→ **REQUIRED ACTION**
In the data, extract each line that holds the string "count".

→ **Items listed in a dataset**
:::

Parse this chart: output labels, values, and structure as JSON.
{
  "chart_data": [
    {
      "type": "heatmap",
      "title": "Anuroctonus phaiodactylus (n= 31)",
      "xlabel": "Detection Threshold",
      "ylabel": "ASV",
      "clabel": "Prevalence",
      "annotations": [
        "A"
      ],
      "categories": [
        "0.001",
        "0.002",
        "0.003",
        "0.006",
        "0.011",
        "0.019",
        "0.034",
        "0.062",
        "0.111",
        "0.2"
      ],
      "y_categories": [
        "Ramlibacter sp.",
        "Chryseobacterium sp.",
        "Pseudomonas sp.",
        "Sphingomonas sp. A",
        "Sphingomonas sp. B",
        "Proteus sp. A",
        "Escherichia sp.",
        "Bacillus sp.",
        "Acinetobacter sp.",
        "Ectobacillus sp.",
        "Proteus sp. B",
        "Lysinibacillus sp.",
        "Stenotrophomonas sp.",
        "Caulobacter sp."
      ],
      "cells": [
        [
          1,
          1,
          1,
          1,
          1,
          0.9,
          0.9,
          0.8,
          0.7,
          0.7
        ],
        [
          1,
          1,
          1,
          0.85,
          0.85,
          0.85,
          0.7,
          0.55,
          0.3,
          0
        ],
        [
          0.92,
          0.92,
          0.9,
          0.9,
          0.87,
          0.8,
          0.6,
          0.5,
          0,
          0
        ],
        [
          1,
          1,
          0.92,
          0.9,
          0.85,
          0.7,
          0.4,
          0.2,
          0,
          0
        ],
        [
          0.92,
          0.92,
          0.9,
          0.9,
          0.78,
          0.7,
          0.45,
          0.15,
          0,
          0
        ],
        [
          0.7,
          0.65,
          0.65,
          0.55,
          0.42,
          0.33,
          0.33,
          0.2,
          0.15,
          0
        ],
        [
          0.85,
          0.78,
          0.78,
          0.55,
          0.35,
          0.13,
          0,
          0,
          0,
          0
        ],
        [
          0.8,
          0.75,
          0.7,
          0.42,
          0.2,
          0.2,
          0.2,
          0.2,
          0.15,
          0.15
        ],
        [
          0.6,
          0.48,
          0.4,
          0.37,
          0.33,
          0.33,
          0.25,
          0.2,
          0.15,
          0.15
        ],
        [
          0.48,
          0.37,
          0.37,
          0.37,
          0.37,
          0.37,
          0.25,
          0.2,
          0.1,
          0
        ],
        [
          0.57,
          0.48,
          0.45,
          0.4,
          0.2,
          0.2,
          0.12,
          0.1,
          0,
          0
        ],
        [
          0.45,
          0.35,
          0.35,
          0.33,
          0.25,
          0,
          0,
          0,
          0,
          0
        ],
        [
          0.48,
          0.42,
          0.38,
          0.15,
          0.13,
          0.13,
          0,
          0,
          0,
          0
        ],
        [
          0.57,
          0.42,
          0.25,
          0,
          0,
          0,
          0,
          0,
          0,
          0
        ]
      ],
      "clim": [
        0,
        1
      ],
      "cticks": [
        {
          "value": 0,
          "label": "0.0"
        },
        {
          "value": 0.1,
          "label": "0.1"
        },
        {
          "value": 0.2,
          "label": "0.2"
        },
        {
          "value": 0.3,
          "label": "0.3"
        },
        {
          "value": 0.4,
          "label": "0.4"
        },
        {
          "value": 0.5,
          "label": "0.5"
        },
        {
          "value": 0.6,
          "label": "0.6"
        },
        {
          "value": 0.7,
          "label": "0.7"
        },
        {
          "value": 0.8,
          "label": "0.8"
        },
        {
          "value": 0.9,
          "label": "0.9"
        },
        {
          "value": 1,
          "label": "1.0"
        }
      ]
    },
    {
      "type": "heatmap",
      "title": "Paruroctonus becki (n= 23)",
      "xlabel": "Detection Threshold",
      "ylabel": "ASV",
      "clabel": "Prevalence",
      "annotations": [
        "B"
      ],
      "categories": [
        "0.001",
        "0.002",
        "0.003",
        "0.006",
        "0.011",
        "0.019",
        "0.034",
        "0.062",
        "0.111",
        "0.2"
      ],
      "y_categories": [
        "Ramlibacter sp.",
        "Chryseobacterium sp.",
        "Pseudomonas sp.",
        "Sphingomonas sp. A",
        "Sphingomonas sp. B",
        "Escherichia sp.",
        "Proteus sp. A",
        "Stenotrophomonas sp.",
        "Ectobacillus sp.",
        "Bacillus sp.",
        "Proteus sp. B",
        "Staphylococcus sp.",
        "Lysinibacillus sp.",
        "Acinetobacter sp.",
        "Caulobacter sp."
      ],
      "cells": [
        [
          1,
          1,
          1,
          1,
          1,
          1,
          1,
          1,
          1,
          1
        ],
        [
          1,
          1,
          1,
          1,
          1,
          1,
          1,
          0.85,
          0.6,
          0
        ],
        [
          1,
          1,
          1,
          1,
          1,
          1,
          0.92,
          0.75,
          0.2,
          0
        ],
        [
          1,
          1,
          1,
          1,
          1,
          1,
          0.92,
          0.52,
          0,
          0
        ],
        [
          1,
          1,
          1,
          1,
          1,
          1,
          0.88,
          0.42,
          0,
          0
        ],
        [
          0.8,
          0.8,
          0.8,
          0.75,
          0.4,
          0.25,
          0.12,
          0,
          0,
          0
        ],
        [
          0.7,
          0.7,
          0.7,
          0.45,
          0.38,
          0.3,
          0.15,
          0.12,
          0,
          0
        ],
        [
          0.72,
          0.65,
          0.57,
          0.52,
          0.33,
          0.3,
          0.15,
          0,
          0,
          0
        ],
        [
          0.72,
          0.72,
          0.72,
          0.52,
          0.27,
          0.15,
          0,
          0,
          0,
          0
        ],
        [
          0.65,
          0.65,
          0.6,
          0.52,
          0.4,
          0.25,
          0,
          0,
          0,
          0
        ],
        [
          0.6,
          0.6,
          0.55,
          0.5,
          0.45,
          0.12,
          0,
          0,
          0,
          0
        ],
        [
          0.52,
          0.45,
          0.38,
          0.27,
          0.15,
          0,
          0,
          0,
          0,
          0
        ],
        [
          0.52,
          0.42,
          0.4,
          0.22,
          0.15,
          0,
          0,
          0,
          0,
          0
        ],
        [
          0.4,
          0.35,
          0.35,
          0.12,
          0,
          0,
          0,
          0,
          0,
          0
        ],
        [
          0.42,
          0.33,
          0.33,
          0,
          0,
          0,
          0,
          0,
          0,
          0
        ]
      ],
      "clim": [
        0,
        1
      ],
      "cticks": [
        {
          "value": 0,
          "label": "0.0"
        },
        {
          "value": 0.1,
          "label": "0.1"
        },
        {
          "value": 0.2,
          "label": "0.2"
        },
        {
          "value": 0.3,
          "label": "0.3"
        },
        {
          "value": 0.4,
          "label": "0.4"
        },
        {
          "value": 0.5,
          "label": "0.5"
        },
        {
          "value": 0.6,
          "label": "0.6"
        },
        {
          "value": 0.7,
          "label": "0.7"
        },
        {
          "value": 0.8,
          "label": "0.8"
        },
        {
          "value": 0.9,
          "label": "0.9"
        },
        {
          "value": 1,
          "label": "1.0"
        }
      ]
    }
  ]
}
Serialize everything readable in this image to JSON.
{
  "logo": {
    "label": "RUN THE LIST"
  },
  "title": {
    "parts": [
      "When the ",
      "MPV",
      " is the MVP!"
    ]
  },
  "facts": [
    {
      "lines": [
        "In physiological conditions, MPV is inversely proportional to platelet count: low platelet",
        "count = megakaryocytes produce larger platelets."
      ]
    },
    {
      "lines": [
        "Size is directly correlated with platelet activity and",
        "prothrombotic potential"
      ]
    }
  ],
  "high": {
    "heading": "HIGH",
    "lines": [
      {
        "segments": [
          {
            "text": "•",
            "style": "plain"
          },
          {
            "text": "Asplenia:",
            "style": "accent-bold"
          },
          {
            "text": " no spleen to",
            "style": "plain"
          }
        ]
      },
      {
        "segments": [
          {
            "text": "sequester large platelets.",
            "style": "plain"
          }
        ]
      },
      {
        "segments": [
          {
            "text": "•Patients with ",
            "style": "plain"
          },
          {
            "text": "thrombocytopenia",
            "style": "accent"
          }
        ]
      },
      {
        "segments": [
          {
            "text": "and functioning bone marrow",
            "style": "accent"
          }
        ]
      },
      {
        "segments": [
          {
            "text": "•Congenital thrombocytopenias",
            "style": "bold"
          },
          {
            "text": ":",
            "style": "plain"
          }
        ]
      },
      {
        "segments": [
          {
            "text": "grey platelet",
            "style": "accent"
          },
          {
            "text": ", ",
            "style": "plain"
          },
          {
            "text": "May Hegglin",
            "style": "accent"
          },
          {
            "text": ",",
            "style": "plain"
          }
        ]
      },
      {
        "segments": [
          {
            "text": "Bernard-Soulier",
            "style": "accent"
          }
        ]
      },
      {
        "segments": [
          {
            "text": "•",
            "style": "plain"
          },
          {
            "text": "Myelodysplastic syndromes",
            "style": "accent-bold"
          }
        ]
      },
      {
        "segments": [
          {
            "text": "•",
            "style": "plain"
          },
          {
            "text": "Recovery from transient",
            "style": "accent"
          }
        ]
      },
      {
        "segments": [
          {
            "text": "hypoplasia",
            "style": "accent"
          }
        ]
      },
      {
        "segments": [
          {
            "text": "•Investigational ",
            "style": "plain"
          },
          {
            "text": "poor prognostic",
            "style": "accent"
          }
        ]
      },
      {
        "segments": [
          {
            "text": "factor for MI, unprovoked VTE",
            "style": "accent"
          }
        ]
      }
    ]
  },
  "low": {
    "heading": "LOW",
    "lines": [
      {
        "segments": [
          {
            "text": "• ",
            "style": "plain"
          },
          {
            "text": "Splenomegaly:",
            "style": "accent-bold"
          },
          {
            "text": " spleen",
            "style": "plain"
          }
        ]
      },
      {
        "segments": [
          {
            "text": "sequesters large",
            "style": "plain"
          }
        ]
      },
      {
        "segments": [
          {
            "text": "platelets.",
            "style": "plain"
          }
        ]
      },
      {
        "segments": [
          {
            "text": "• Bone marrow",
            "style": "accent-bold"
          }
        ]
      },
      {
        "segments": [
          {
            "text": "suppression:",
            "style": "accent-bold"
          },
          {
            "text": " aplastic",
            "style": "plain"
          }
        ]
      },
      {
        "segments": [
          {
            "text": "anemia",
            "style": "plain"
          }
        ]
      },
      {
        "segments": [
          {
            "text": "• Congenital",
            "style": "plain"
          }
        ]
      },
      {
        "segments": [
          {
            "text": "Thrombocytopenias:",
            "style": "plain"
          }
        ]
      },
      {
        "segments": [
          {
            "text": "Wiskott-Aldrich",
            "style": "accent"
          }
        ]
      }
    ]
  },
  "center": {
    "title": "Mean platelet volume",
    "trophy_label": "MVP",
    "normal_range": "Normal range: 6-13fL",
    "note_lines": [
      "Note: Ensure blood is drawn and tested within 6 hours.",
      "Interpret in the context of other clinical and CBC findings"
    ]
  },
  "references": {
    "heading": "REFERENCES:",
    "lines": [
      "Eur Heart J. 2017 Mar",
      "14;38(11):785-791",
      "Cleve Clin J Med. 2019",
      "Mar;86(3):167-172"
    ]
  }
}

:::

→ **COMPLETED TASK**
        "In physiological conditions, MPV is inversely proportional to platelet count: low platelet",
        "count = megakaryocytes produce larger platelets."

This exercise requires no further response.